### [Records for the exercise]

********************

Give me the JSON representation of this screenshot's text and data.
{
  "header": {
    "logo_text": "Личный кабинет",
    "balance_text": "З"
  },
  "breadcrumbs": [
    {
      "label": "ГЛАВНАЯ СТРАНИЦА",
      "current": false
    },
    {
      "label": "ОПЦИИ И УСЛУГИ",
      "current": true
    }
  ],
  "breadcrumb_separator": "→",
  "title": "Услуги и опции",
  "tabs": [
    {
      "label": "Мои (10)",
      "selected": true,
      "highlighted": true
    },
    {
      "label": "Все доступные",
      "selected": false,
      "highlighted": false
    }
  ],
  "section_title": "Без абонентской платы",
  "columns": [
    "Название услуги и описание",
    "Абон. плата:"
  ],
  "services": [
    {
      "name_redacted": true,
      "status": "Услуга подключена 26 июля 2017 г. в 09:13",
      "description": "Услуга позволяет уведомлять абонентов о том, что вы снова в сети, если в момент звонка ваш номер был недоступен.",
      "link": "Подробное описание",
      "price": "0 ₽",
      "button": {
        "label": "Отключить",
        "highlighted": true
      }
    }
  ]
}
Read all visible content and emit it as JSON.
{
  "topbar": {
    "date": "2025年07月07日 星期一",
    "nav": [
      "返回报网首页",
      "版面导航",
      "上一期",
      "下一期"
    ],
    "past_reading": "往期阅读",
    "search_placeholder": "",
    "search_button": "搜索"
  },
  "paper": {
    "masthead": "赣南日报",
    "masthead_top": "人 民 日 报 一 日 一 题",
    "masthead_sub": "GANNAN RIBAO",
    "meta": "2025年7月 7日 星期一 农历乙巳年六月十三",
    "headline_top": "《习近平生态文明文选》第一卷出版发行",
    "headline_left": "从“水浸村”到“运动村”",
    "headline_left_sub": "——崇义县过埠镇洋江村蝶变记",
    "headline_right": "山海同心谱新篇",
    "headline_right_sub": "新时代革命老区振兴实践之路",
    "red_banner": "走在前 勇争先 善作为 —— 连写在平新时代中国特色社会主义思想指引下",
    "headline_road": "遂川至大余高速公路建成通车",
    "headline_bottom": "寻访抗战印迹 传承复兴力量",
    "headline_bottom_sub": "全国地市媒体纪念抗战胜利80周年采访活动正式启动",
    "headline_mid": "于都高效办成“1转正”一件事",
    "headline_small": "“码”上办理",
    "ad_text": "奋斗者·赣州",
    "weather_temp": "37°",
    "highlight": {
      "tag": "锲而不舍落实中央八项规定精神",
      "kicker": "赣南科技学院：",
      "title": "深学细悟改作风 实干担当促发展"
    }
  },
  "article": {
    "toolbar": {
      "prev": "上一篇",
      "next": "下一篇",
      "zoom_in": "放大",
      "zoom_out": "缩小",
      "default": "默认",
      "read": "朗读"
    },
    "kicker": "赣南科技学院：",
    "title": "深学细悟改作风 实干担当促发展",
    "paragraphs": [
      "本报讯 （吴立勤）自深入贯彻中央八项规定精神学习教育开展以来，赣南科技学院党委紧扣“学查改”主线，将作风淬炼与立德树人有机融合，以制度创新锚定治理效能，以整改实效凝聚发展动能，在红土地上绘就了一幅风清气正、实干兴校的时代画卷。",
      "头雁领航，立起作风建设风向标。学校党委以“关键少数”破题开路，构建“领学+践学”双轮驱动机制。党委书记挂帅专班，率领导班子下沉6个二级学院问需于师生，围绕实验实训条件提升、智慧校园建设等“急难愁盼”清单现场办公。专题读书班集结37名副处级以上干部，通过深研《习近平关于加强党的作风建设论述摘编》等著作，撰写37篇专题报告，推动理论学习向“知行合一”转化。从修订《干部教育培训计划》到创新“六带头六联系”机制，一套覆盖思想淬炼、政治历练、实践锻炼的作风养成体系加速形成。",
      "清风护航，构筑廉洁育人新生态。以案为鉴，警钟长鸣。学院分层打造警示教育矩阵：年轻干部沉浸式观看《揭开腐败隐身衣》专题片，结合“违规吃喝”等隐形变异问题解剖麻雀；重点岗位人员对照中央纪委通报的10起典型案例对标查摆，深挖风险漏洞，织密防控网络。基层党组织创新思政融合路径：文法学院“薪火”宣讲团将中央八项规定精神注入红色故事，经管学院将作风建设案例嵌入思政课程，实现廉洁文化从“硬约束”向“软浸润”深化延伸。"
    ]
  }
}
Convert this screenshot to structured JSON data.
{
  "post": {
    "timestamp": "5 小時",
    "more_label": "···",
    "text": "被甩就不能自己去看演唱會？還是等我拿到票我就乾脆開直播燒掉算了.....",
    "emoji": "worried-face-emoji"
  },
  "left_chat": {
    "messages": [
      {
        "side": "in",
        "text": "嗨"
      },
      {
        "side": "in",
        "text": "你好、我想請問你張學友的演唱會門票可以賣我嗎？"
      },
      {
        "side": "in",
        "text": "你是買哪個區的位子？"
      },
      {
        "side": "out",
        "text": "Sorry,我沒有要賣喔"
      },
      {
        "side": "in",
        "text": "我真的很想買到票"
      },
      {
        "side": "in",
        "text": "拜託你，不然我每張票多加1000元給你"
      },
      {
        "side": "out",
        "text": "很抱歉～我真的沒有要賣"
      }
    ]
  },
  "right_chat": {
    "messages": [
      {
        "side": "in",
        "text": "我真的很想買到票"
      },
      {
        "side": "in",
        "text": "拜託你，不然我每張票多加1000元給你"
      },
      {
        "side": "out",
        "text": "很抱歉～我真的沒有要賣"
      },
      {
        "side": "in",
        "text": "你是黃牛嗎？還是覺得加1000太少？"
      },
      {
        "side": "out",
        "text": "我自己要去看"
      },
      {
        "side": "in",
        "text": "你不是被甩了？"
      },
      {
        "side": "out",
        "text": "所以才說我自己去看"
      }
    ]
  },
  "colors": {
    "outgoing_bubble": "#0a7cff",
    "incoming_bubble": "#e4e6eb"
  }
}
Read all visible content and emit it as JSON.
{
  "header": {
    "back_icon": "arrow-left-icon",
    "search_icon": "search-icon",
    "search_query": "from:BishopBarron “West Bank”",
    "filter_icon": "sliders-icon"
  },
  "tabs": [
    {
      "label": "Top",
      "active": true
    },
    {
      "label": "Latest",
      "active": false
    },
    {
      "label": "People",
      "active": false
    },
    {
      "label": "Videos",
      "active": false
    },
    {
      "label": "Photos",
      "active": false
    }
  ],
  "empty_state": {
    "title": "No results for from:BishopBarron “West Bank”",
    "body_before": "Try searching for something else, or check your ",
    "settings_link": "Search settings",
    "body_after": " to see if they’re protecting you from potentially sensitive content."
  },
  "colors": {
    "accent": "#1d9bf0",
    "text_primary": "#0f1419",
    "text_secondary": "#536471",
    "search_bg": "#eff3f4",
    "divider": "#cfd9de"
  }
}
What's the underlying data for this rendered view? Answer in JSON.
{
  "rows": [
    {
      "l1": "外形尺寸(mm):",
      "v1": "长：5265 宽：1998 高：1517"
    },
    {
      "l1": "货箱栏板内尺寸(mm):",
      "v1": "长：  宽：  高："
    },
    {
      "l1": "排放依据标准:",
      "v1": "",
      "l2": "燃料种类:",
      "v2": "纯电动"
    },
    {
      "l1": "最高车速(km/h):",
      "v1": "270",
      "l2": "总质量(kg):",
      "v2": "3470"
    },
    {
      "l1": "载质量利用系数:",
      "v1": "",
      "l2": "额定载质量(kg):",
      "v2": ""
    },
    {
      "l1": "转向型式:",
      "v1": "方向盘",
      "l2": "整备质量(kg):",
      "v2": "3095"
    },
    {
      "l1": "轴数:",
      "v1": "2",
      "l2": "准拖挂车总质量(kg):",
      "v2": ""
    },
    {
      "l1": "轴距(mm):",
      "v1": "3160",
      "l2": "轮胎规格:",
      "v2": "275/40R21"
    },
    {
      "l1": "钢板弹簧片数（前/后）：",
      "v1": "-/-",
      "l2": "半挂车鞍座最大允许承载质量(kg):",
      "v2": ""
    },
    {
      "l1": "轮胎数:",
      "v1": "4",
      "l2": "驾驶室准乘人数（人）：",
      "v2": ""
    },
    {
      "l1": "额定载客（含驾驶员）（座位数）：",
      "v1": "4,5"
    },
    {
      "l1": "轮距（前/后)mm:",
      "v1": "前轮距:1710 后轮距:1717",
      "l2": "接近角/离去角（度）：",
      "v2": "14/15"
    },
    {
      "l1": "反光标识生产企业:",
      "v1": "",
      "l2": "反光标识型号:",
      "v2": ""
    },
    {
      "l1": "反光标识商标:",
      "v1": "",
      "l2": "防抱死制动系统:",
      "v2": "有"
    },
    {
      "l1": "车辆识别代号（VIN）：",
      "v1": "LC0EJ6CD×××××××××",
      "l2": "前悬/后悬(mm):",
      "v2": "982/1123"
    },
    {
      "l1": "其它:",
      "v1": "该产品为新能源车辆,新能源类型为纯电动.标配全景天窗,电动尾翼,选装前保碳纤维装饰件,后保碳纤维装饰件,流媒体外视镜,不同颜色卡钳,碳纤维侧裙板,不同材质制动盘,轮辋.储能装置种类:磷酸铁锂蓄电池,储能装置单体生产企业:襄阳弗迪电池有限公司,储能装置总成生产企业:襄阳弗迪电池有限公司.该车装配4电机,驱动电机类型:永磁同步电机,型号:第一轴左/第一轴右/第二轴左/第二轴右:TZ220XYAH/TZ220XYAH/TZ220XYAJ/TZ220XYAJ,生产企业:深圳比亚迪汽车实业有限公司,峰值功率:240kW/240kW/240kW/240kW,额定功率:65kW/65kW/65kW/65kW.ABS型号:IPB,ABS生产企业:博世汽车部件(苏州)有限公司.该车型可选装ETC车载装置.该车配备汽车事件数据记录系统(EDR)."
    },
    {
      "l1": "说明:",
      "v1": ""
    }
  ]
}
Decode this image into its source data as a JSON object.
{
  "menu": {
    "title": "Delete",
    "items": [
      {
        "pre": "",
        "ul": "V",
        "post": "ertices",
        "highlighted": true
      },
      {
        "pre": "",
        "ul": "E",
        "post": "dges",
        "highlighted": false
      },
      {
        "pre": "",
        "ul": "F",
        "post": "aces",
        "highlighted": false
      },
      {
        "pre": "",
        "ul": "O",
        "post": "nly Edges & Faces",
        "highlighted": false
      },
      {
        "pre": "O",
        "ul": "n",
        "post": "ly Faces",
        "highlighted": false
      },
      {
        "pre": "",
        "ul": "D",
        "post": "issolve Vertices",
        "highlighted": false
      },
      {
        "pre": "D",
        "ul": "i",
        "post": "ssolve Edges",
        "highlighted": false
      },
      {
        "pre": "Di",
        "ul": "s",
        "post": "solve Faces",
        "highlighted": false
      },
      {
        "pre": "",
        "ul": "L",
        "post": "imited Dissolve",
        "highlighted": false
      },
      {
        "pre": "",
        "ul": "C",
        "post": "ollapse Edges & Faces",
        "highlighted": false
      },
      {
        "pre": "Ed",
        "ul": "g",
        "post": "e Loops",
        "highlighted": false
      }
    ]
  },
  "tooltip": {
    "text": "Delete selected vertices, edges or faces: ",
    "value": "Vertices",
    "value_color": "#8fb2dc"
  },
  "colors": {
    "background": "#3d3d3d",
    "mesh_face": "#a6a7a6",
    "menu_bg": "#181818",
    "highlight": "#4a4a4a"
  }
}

********************

Copy out each line of the records where the string "BishopBarron" appears.

### [Task solution]
    "search_query": "from:BishopBarron “West Bank”",
    "title": "No results for from:BishopBarron “West Bank”",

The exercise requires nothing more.